> [Task goal]
Copy out every line containing the word "tunica".

> [Given information]
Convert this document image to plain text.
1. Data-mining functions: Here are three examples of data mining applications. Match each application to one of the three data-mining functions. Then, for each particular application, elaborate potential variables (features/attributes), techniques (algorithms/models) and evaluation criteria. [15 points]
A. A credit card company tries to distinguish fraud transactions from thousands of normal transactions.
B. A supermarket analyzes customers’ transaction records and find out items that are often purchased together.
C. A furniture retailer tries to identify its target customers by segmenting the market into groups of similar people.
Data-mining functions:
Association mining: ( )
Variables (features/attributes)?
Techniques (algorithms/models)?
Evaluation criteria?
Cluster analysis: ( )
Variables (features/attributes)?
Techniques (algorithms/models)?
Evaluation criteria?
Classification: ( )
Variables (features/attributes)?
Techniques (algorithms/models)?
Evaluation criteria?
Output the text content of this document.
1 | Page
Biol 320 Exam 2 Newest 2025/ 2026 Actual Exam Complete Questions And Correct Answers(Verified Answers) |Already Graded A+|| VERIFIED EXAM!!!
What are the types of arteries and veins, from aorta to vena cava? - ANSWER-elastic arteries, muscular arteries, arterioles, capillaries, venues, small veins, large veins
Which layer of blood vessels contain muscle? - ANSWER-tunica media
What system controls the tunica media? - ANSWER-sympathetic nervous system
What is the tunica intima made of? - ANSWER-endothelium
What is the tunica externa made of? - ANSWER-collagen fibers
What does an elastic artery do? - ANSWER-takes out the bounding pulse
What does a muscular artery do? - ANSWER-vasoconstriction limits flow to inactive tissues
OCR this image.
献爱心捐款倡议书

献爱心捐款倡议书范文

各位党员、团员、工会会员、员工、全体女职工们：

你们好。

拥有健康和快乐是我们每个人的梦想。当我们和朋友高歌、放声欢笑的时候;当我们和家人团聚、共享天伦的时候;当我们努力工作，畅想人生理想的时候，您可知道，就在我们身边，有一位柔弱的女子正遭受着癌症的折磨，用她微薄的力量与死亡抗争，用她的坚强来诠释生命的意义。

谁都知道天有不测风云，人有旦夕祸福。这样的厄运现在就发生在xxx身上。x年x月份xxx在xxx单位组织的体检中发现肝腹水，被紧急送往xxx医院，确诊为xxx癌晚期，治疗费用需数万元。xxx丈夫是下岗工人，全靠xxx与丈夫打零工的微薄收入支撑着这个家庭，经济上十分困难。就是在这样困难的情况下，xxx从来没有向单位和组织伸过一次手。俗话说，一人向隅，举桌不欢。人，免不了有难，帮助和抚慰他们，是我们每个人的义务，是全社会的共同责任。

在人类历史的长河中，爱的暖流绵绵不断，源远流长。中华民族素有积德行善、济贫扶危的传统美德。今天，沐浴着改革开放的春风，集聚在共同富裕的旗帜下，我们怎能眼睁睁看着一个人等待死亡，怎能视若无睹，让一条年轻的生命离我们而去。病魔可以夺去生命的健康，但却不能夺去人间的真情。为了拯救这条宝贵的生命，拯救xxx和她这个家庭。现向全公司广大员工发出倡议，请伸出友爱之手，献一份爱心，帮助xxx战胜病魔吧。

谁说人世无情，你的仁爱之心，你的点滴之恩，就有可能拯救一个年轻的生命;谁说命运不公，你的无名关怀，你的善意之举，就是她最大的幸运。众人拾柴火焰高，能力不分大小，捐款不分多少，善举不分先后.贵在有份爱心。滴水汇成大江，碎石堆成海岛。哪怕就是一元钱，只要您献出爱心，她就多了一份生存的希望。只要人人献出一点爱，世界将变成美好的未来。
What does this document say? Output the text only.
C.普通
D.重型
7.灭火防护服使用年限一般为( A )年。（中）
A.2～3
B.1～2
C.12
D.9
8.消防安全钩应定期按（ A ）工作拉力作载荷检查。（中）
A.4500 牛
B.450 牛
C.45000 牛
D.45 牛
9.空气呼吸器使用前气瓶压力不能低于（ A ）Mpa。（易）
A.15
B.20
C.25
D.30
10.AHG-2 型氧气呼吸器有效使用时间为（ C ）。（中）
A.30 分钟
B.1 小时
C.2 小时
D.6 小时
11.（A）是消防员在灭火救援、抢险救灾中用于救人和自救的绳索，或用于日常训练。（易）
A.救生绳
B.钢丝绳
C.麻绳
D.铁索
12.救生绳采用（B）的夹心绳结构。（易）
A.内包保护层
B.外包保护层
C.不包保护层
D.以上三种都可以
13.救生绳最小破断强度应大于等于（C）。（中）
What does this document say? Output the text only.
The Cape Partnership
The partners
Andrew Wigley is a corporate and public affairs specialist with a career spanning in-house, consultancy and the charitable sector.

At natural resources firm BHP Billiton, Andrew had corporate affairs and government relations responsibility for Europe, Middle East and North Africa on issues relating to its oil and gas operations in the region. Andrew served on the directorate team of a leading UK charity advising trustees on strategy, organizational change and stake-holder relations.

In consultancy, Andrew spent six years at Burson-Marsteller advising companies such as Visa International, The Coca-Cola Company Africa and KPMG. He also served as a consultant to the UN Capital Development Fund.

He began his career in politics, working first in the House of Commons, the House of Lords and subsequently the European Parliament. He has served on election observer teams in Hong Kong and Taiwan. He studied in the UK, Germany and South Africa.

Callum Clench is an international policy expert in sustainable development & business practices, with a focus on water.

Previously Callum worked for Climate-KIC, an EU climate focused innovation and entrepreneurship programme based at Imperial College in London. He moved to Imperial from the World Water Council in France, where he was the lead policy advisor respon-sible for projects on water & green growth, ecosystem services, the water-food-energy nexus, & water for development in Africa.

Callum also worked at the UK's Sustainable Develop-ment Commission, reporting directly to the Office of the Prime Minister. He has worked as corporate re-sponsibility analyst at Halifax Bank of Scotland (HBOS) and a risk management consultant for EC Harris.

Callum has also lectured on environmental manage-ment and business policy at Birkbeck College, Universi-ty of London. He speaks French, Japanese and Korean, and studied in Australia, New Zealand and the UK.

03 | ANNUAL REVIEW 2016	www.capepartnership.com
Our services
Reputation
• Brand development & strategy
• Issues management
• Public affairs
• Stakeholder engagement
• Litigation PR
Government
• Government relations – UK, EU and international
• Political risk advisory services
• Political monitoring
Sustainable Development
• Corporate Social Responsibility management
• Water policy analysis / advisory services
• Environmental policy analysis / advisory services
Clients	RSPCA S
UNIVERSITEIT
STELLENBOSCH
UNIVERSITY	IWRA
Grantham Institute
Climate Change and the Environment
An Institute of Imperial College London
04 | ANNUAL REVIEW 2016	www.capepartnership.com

> [Worked solution]
Which layer of blood vessels contain muscle? - ANSWER-tunica media
What system controls the tunica media? - ANSWER-sympathetic nervous system
What is the tunica intima made of? - ANSWER-endothelium
What is the tunica externa made of? - ANSWER-collagen fibers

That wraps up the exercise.